## What is asked
Gather, from the data below, each line in which the word "janv" occurs.

-------- Data supplied

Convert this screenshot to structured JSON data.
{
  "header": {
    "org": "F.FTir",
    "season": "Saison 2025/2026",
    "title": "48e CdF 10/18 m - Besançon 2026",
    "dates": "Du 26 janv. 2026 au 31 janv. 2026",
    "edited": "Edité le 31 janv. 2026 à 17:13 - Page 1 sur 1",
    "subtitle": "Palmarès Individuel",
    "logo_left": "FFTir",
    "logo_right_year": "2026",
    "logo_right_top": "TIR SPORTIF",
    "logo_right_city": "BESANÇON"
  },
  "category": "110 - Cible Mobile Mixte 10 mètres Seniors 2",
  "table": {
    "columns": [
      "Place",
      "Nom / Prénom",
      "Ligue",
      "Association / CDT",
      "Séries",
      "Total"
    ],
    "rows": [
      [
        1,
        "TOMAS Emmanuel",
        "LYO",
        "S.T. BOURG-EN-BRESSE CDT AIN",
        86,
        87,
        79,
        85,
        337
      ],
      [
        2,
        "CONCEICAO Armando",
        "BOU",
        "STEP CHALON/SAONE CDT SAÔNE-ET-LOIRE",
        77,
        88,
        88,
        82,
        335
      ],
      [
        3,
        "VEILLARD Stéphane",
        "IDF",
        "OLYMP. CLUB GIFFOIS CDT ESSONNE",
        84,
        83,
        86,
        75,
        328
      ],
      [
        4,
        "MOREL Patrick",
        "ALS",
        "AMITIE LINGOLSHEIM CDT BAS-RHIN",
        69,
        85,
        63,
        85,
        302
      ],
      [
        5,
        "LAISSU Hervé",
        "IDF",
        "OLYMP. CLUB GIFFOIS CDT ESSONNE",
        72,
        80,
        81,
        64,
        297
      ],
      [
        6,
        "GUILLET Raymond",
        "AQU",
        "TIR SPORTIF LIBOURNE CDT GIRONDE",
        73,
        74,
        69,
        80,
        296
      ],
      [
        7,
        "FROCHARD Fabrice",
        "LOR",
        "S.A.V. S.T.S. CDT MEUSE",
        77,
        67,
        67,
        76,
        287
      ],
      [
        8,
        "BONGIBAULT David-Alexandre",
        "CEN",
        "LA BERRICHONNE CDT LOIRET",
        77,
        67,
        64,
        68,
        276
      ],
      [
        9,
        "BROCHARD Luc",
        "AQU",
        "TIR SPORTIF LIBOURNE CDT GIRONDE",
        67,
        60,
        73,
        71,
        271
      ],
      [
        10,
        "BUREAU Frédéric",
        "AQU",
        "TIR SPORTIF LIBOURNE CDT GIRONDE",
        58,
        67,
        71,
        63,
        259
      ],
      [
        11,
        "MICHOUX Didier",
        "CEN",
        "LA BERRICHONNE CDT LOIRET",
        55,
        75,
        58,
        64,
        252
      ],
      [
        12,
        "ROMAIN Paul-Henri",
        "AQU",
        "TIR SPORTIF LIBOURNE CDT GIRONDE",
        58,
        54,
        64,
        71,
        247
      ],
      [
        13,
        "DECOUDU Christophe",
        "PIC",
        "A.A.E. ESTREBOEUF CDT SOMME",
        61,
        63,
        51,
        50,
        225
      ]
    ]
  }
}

----------------

## Correct answer
    "dates": "Du 26 janv. 2026 au 31 janv. 2026",
    "edited": "Edité le 31 janv. 2026 à 17:13 - Page 1 sur 1",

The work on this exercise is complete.